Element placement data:

▼

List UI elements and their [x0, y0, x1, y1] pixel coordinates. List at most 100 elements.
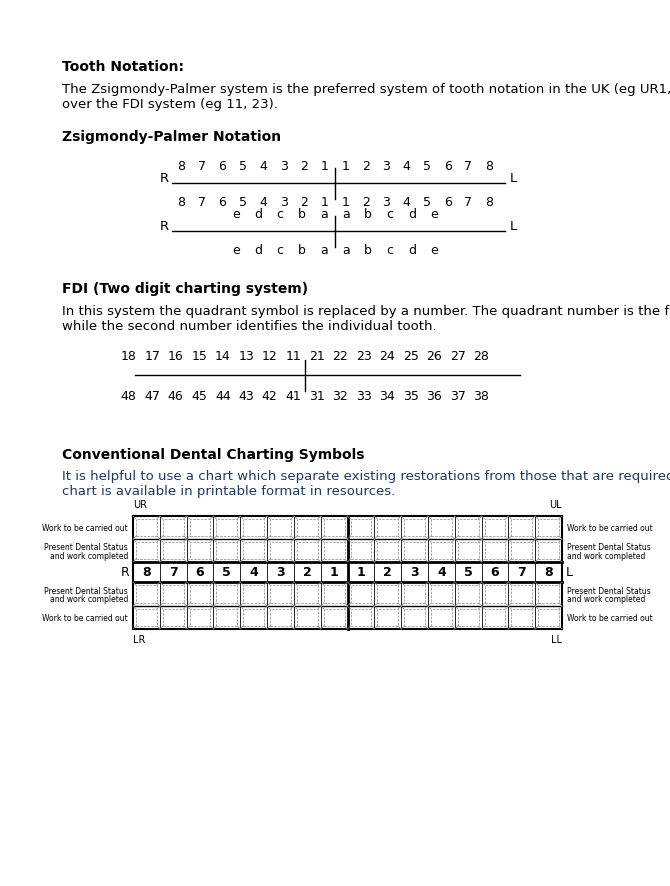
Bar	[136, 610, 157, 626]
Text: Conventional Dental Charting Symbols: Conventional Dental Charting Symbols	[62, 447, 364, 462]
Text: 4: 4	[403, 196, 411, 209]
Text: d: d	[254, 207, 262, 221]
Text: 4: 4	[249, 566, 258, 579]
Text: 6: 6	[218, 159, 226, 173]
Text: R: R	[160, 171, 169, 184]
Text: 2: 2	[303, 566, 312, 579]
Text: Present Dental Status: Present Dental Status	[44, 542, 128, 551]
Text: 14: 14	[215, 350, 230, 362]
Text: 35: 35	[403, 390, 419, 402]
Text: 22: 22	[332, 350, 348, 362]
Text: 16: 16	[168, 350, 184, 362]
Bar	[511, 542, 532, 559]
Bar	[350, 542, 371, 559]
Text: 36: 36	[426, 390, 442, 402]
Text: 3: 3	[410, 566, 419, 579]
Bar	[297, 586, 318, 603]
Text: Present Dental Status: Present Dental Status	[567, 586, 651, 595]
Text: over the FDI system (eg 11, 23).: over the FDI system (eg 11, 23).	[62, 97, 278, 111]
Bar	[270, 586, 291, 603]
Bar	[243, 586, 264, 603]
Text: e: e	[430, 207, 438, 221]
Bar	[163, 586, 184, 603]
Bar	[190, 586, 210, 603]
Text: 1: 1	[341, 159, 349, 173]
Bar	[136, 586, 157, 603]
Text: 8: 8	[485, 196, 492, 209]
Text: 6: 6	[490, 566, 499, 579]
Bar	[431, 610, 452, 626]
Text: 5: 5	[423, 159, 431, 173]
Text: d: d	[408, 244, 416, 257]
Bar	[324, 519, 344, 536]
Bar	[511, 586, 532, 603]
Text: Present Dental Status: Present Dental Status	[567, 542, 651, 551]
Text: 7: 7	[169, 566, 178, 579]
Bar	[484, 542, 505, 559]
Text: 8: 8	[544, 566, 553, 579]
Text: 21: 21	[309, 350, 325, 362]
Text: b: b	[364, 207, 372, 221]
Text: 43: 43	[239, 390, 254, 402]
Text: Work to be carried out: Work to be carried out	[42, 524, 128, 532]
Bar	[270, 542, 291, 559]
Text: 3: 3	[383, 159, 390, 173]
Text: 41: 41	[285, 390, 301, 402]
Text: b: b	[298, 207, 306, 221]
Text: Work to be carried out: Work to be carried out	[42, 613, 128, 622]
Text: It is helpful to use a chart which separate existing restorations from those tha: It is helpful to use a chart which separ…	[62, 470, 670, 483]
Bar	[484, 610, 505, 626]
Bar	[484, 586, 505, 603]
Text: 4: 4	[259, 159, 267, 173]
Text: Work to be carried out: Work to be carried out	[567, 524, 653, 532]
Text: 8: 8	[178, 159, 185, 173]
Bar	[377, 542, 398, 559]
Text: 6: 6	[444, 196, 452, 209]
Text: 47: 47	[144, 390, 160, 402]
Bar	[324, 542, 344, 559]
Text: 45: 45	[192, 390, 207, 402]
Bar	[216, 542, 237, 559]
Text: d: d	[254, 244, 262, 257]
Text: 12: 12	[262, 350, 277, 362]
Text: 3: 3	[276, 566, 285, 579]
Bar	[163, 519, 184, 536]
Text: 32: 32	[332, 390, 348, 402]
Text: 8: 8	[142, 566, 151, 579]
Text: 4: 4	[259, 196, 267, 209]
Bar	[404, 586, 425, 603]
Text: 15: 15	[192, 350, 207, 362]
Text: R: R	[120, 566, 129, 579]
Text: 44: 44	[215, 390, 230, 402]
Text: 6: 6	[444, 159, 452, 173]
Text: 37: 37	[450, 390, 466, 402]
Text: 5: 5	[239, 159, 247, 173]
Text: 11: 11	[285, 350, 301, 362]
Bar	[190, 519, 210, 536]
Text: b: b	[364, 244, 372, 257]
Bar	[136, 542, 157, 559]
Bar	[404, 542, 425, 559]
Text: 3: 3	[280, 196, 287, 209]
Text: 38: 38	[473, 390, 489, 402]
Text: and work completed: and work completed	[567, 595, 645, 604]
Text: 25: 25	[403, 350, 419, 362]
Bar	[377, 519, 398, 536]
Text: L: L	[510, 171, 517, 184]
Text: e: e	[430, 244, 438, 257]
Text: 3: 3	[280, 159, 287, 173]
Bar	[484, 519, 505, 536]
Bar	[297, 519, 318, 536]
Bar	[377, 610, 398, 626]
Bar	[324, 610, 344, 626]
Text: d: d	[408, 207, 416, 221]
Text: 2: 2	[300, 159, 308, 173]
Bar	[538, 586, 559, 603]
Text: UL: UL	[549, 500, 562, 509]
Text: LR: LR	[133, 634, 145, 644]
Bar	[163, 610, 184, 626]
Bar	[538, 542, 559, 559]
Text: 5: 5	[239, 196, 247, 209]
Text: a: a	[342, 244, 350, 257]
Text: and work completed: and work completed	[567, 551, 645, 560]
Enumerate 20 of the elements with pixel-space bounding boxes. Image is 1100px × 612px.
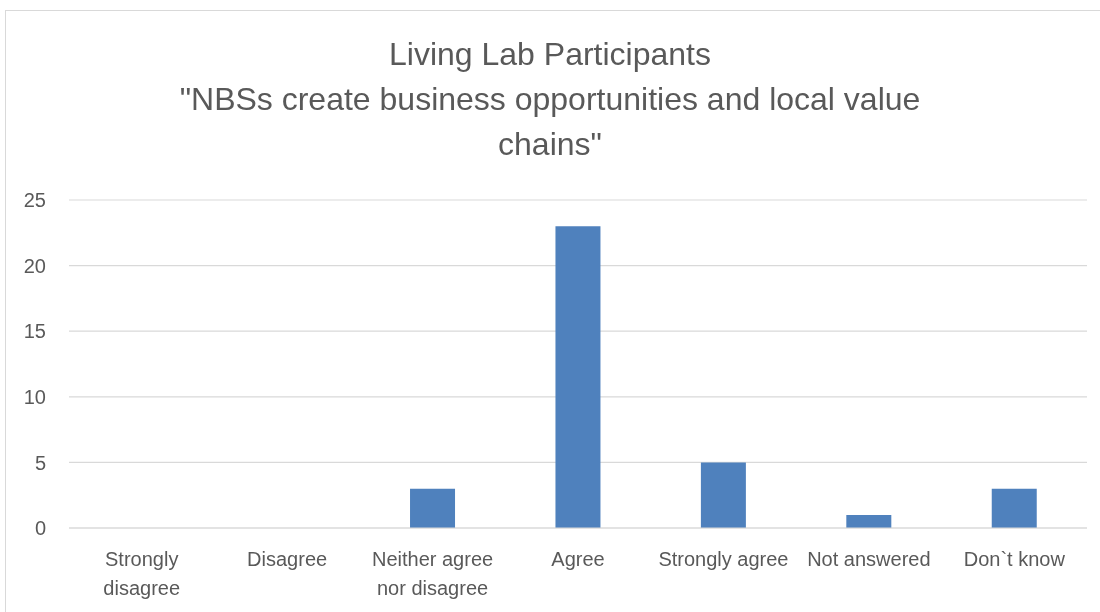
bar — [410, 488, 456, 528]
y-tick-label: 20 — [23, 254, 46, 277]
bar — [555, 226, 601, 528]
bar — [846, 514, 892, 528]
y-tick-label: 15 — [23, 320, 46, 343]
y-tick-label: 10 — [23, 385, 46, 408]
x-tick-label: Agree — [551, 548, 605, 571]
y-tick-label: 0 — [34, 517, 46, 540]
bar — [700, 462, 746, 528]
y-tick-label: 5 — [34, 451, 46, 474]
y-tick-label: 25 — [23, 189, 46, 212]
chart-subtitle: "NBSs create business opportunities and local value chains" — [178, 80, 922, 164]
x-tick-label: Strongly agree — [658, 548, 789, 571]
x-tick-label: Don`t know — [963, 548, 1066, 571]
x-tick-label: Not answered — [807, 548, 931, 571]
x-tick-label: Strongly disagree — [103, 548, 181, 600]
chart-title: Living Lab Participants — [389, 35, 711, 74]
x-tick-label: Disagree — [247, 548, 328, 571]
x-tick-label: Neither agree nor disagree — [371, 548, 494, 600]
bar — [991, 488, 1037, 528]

▲

Task prompt:
Output every line of the items above verbatim, omitting the pictures.

Output of the exercise:
List UI elements and their [x0, y0, x1, y1] pixel coordinates. List at most 100 elements.
Bar	[136, 610, 157, 626]
Text: Conventional Dental Charting Symbols: Conventional Dental Charting Symbols	[62, 447, 364, 462]
Text: 4: 4	[403, 196, 411, 209]
Text: d: d	[254, 207, 262, 221]
Text: 4: 4	[249, 566, 258, 579]
Text: 6: 6	[218, 159, 226, 173]
Text: R: R	[160, 171, 169, 184]
Text: 2: 2	[303, 566, 312, 579]
Text: Present Dental Status: Present Dental Status	[44, 542, 128, 551]
Text: 14: 14	[215, 350, 230, 362]
Text: 35: 35	[403, 390, 419, 402]
Text: 22: 22	[332, 350, 348, 362]
Text: 16: 16	[168, 350, 184, 362]
Bar	[511, 542, 532, 559]
Bar	[350, 542, 371, 559]
Text: 36: 36	[426, 390, 442, 402]
Text: 3: 3	[410, 566, 419, 579]
Bar	[297, 586, 318, 603]
Text: Present Dental Status: Present Dental Status	[567, 586, 651, 595]
Text: over the FDI system (eg 11, 23).: over the FDI system (eg 11, 23).	[62, 97, 278, 111]
Bar	[270, 586, 291, 603]
Bar	[243, 586, 264, 603]
Text: e: e	[430, 207, 438, 221]
Bar	[163, 586, 184, 603]
Bar	[190, 586, 210, 603]
Text: 1: 1	[341, 159, 349, 173]
Bar	[136, 586, 157, 603]
Text: 8: 8	[485, 196, 492, 209]
Text: 6: 6	[490, 566, 499, 579]
Bar	[431, 610, 452, 626]
Text: 5: 5	[423, 159, 431, 173]
Text: d: d	[408, 244, 416, 257]
Bar	[324, 519, 344, 536]
Bar	[511, 586, 532, 603]
Text: Present Dental Status: Present Dental Status	[567, 542, 651, 551]
Text: 7: 7	[169, 566, 178, 579]
Bar	[484, 542, 505, 559]
Text: 8: 8	[544, 566, 553, 579]
Text: 21: 21	[309, 350, 325, 362]
Text: b: b	[364, 207, 372, 221]
Text: 43: 43	[239, 390, 254, 402]
Text: Work to be carried out: Work to be carried out	[42, 524, 128, 532]
Bar	[270, 542, 291, 559]
Text: 3: 3	[383, 159, 390, 173]
Text: 41: 41	[285, 390, 301, 402]
Text: b: b	[298, 207, 306, 221]
Text: Work to be carried out: Work to be carried out	[42, 613, 128, 622]
Text: It is helpful to use a chart which separate existing restorations from those tha: It is helpful to use a chart which separ…	[62, 470, 670, 483]
Bar	[484, 610, 505, 626]
Bar	[484, 586, 505, 603]
Text: 4: 4	[259, 159, 267, 173]
Text: Work to be carried out: Work to be carried out	[567, 524, 653, 532]
Text: 8: 8	[178, 159, 185, 173]
Bar	[377, 542, 398, 559]
Text: 6: 6	[444, 196, 452, 209]
Text: 47: 47	[144, 390, 160, 402]
Bar	[324, 542, 344, 559]
Text: 45: 45	[192, 390, 207, 402]
Bar	[216, 542, 237, 559]
Text: d: d	[254, 244, 262, 257]
Text: 12: 12	[262, 350, 277, 362]
Text: 3: 3	[276, 566, 285, 579]
Bar	[163, 519, 184, 536]
Text: 32: 32	[332, 390, 348, 402]
Text: 8: 8	[142, 566, 151, 579]
Text: 4: 4	[259, 196, 267, 209]
Bar	[404, 586, 425, 603]
Text: 15: 15	[192, 350, 207, 362]
Text: R: R	[120, 566, 129, 579]
Text: 44: 44	[215, 390, 230, 402]
Text: 6: 6	[444, 159, 452, 173]
Text: 37: 37	[450, 390, 466, 402]
Text: 5: 5	[239, 159, 247, 173]
Text: 11: 11	[285, 350, 301, 362]
Bar	[190, 519, 210, 536]
Text: b: b	[364, 244, 372, 257]
Bar	[136, 542, 157, 559]
Bar	[404, 542, 425, 559]
Text: 3: 3	[280, 196, 287, 209]
Text: 38: 38	[473, 390, 489, 402]
Text: and work completed: and work completed	[567, 595, 645, 604]
Text: 25: 25	[403, 350, 419, 362]
Bar	[377, 519, 398, 536]
Text: L: L	[510, 171, 517, 184]
Text: e: e	[430, 244, 438, 257]
Text: 3: 3	[280, 159, 287, 173]
Bar	[484, 519, 505, 536]
Bar	[297, 519, 318, 536]
Bar	[377, 610, 398, 626]
Bar	[324, 610, 344, 626]
Text: d: d	[408, 207, 416, 221]
Text: 2: 2	[300, 159, 308, 173]
Bar	[538, 586, 559, 603]
Text: UL: UL	[549, 500, 562, 509]
Text: LR: LR	[133, 634, 145, 644]
Bar	[163, 610, 184, 626]
Bar	[538, 542, 559, 559]
Text: 5: 5	[239, 196, 247, 209]
Text: a: a	[342, 244, 350, 257]
Text: and work completed: and work completed	[567, 551, 645, 560]
Enumerate 20 of the elements with pixel-space bounding boxes. Image is 1100px × 612px.
bar — [410, 488, 456, 528]
y-tick-label: 20 — [23, 254, 46, 277]
bar — [555, 226, 601, 528]
bar — [846, 514, 892, 528]
y-tick-label: 15 — [23, 320, 46, 343]
y-tick-label: 10 — [23, 385, 46, 408]
x-tick-label: Agree — [551, 548, 605, 571]
y-tick-label: 0 — [34, 517, 46, 540]
bar — [700, 462, 746, 528]
y-tick-label: 5 — [34, 451, 46, 474]
y-tick-label: 25 — [23, 189, 46, 212]
chart-subtitle: "NBSs create business opportunities and local value chains" — [178, 80, 922, 164]
x-tick-label: Strongly agree — [658, 548, 789, 571]
x-tick-label: Don`t know — [963, 548, 1066, 571]
x-tick-label: Not answered — [807, 548, 931, 571]
x-tick-label: Strongly disagree — [103, 548, 181, 600]
chart-title: Living Lab Participants — [389, 35, 711, 74]
x-tick-label: Disagree — [247, 548, 328, 571]
x-tick-label: Neither agree nor disagree — [371, 548, 494, 600]
bar — [991, 488, 1037, 528]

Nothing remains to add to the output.